The fourth-term challenge

The German electorate has dealt Angela Merkel a wake-up call. Her new term will define her legacy

September 27, 2017 12:02 am | Updated 07:48 am IST

Angela Merkel

Angela Merkel

Germany’s election was supposed to be a sedate affair. Angela Merkel would be confirmed as Chancellor. The German people, happy with brisk growth, 4% unemployment, and a high trade surplus, were supposed to rubber stamp their satisfaction with the status quo. Chancellor Merkel’s moment of peril in 2015 — when her open door policy brought more than 900,000 asylum seekers to Germany — had passed.

A different campaign

Ms. Merkel thought so too. Having overcome the twin challenges of the Eurozone and refugee crises, she relied lazily on satisfaction with the life in Germany today to carry her to victory. Together with Martin Schulz, leader of the centre-left Social Democrats, she made a Faustian bargain to run the anaesthetising campaign focussed more on German happiness than hidden anxieties and future challenges. In their one and only TV debate, Ms. Merkel and Mr. Schulz talked more about highway tolls than they did about NATO, Russia, Brexit, the Eurozone crisis, Syria, North Korea, the rise of Asia or terrorism. Even the issues that Germany is known around the world for — climate change and trade — played little if any role in the election.

But in an election that brought 75.6% of eligible voters to the polls, the German electorate dealt Ms. Merkel a wake-up call. The message was muddled. But certain trend lines — and warnings — are present.

*SET EXERCISE A*.
Answer these questions from the article on Germany's election:
(i) What unemployment rate does it give for Germany?
(ii) How many asylum seekers came to Germany under the open door policy in 2015?
(iii) What share of eligible voters turned out?
*SET EXERCISE B*.
Write the next part of the article on Angela Merkel's fourth-term challenge, starting after its last sentence.

Records of where elements appear:
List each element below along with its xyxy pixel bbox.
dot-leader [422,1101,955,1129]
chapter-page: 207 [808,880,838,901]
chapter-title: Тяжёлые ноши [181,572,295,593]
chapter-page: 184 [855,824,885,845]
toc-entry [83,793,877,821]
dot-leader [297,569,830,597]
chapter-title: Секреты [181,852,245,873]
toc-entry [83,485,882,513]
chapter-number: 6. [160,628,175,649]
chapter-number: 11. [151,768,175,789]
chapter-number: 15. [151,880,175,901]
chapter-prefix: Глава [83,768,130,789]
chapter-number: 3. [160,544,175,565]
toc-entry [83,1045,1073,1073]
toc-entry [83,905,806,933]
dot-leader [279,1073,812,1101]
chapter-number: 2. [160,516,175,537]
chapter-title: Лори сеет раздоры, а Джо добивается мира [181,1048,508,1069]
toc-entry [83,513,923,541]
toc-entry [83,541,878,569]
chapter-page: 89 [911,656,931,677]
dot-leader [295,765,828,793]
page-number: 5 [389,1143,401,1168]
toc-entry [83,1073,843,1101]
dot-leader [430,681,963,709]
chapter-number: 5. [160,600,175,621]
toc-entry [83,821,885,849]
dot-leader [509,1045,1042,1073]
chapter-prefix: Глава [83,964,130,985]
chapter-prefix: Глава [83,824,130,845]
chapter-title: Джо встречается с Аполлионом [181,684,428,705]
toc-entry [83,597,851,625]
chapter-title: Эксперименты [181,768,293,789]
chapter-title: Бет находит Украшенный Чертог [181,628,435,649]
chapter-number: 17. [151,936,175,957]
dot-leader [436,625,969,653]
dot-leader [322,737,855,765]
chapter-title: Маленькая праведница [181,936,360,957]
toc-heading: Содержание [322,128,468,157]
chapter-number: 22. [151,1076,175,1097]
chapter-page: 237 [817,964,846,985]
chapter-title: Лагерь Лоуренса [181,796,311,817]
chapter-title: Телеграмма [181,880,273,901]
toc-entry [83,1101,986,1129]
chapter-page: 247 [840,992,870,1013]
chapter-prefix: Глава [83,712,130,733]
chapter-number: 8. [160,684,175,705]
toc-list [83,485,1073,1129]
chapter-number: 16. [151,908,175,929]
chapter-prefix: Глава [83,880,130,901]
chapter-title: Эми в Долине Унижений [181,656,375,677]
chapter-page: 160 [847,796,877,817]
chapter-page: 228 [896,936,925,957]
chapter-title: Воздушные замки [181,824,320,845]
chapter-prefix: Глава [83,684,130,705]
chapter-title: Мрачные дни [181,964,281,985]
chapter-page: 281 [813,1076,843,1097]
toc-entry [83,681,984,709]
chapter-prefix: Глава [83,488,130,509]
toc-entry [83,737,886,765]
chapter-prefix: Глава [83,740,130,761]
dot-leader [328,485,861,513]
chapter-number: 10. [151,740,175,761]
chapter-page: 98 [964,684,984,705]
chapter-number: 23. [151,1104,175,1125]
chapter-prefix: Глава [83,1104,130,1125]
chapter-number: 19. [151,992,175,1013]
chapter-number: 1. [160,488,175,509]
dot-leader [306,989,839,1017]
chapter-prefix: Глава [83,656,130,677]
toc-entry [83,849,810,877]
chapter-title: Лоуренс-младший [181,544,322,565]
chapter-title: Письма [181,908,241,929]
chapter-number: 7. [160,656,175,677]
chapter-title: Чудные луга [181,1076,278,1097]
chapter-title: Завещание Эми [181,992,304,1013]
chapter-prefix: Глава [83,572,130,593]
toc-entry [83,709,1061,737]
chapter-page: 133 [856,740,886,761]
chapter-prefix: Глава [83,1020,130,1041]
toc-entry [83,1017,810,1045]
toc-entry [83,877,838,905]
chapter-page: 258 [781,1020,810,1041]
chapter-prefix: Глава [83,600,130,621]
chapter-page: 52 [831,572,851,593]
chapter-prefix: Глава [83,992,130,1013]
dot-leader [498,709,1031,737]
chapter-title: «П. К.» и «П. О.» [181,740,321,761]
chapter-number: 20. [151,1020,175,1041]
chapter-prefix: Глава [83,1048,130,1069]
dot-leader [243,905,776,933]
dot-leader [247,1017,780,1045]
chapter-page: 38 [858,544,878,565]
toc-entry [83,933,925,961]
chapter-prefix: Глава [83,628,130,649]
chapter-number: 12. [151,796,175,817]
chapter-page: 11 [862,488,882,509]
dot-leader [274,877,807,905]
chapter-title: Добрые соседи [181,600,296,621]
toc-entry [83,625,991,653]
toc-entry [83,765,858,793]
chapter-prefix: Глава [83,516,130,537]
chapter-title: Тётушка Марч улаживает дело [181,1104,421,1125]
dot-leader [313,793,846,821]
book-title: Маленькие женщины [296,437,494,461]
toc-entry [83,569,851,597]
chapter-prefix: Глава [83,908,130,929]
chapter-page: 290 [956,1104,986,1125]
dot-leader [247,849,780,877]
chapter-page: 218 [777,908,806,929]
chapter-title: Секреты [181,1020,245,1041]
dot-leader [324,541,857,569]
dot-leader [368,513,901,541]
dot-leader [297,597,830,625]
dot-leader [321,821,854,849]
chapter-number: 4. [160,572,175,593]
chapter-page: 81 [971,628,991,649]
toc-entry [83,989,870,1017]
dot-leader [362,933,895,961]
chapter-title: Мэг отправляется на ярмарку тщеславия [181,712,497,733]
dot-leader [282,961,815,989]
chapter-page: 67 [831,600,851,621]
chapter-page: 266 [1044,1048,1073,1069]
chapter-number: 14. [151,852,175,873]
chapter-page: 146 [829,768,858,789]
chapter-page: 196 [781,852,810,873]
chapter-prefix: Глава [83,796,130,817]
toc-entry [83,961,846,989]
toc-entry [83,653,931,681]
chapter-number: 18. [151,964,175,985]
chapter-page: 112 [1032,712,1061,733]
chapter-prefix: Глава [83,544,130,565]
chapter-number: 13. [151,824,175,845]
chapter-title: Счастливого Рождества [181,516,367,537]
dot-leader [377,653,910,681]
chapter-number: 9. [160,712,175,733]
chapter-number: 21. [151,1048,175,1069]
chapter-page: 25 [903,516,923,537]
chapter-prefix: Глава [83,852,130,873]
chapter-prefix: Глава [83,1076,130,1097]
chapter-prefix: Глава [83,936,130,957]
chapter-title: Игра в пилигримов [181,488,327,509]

*REPLY A*.
(i) 4%
(ii) More than 900,000
(iii) 75.6%

*REPLY B*.
First, Germany is entering into a period of uncertainty. Germany is not immune to the anti-establishment, reactionary forces sweeping the western world. The comfortable position that the grand coalition had after 2013 was winnowed down to a mere 54%. The right-wing, populist Alternative for Germany (AfD) catapulted to the third strongest party in Parliament. It even came in first in the state of Saxony. Combined with the Communist successor party, Die Linke, extremist parties will make up 22% of the new Parliament.

Second, the German political landscape is more fragmented. Not one but two parties, the AfD and the pro-business Thatcherite Liberals, that were not in the previous Parliament are in. The size of the Bundestag will also grow from 631 to 708 seats. The Social Democrats have already indicated that Ms. Merkel is on her own to forge a new governing coalition. That leaves her with no other option than an unstable coalition with the Liberals and the ecologically-minded Green party. Most estimate that laboured coalition talks could extend into early 2018.

Third, Germany has turned toward a more insular brand of conservatism. In total, 56.4% of Germans voted for parties to the right. That compared to 37.8% for progressive parties. But what drove this process? Economic performance, at least in the top line numbers, is not responsible for the rising tide of reactionary populism in Germany. Even 73% of AfD voters would describe the economic situation in the country as good.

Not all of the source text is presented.